▸ EXERCISE PROMPT
Your answer should be a single number: the count of lines that hold the word "information".

▸ STORED RECORDS
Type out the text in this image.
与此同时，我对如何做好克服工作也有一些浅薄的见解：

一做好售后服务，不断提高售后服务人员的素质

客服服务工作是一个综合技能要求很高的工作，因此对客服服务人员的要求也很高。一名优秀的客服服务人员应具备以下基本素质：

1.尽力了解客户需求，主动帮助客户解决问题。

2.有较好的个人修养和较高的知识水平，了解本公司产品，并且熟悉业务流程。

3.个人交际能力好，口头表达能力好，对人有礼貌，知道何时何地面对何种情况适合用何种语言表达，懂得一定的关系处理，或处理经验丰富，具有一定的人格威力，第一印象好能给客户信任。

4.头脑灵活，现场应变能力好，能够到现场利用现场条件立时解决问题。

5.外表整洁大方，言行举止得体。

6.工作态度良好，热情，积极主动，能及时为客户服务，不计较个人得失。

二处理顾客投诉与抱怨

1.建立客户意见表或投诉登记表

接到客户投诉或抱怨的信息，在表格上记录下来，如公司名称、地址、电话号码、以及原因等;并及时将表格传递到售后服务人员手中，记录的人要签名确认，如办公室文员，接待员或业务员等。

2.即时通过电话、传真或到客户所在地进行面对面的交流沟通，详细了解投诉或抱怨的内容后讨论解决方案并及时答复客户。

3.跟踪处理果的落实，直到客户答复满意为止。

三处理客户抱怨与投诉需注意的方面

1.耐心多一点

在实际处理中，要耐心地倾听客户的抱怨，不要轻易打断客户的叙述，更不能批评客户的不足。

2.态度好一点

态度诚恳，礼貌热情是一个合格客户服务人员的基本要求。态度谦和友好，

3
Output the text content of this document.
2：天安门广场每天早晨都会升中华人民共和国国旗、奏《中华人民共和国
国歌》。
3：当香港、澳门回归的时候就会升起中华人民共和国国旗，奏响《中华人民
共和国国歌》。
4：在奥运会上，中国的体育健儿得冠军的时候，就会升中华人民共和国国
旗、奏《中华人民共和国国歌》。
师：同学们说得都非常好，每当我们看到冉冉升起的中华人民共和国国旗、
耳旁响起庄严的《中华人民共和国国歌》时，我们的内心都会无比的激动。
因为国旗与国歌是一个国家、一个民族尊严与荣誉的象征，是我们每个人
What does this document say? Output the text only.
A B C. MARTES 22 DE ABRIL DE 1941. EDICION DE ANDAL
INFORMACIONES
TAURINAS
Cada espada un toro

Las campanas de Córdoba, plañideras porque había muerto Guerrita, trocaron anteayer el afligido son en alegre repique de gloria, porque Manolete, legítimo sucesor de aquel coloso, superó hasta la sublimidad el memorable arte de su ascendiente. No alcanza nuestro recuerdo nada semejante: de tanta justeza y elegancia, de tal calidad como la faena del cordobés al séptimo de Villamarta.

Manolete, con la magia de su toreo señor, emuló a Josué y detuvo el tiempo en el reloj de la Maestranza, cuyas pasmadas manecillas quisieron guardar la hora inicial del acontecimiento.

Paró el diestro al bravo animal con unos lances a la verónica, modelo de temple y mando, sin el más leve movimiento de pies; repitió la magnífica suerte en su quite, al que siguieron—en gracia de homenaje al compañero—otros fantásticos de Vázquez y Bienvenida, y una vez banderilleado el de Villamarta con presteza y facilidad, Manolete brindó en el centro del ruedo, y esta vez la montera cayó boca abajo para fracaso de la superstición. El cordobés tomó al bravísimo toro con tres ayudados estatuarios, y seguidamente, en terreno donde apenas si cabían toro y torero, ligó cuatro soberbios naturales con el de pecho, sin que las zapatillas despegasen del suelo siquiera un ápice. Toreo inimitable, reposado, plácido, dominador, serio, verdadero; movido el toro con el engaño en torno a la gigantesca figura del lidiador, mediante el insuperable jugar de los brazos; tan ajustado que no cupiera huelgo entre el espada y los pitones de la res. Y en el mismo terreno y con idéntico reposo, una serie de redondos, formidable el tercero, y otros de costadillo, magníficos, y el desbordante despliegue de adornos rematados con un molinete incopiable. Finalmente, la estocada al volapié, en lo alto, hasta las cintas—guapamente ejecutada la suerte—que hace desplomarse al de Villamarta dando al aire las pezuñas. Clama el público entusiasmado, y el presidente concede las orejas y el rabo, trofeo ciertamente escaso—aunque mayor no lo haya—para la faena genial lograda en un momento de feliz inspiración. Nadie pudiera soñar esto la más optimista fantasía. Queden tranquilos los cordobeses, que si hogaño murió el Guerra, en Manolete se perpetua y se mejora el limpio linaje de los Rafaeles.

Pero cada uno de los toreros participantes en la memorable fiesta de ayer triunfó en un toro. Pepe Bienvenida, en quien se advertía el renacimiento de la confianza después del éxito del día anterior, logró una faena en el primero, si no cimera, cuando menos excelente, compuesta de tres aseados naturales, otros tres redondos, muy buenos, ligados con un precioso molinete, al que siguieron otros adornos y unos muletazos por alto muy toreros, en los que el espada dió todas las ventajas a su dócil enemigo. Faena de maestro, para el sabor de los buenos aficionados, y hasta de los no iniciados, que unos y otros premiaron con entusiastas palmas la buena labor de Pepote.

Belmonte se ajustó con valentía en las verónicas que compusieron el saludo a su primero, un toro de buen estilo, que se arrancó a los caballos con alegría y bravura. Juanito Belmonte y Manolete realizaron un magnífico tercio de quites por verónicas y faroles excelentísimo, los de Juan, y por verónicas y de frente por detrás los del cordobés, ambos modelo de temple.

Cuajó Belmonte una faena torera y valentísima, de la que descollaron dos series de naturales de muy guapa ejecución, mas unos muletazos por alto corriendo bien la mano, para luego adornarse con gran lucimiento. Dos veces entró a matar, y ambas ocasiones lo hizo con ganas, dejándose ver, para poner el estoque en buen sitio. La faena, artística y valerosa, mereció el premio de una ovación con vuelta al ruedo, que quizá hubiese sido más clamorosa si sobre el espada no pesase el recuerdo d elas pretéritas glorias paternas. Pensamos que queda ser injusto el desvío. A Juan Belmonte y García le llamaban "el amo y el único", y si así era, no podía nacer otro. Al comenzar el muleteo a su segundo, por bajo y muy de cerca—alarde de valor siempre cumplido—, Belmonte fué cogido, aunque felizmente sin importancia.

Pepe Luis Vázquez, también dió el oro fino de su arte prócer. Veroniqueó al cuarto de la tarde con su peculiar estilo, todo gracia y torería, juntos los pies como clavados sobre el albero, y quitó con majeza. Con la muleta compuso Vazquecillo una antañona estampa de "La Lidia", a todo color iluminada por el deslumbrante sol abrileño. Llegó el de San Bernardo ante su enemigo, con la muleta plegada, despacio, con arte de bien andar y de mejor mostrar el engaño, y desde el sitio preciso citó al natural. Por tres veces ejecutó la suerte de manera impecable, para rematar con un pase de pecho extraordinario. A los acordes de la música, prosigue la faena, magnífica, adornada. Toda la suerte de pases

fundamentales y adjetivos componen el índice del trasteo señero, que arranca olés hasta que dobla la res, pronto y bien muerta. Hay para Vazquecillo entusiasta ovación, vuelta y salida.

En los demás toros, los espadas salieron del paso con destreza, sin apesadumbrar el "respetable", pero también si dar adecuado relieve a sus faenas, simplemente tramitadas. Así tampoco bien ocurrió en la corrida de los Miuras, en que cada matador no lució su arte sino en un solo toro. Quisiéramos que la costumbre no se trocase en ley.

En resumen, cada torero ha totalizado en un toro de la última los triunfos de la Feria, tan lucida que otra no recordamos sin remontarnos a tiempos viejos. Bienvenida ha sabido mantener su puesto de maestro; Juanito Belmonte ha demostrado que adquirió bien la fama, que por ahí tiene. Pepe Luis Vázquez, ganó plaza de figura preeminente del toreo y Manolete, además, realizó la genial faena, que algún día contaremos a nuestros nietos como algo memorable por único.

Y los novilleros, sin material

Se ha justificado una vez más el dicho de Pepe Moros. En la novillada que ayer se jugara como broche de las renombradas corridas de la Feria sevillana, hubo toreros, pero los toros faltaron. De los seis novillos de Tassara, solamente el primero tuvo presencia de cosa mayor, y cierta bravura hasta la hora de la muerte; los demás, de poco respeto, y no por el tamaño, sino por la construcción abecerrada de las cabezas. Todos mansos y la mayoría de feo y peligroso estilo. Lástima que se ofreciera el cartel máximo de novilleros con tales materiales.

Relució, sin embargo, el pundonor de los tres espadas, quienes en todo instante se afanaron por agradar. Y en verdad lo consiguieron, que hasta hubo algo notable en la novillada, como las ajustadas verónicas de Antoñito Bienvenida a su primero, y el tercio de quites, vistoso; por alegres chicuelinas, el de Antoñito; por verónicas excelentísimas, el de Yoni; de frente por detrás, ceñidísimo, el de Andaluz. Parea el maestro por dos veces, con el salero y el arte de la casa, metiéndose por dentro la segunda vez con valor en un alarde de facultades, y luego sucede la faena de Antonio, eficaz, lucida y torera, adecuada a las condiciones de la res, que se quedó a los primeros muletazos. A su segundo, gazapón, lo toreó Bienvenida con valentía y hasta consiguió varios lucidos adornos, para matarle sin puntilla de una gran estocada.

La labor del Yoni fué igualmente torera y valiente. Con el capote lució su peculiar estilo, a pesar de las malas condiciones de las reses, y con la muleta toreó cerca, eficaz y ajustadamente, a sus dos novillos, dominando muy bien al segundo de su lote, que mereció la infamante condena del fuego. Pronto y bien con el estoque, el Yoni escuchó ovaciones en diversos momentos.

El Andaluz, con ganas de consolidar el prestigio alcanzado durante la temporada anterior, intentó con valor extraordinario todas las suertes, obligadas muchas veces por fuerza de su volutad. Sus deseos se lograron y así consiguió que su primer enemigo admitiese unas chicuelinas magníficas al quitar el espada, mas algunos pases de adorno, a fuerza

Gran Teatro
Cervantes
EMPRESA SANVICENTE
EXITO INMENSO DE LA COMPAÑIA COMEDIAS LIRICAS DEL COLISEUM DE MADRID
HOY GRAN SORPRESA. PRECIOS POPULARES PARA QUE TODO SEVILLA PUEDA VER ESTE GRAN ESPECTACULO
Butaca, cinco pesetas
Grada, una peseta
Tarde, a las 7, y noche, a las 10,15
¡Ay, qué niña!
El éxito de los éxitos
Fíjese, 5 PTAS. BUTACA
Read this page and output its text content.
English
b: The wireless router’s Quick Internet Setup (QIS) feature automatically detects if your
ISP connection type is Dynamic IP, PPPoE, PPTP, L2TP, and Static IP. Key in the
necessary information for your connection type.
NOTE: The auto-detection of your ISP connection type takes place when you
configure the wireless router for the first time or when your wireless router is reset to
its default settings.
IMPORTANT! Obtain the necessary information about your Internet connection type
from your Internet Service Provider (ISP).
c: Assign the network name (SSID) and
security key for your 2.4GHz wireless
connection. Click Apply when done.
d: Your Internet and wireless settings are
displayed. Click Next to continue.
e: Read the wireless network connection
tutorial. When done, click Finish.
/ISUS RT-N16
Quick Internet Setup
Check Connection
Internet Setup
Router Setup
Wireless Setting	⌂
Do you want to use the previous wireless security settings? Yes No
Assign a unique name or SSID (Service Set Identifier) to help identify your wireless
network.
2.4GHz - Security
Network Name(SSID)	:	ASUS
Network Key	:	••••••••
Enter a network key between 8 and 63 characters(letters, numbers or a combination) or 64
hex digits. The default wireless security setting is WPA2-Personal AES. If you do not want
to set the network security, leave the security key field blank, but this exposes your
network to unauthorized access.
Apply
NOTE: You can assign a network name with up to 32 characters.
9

▸ OUTPUT BELOW
2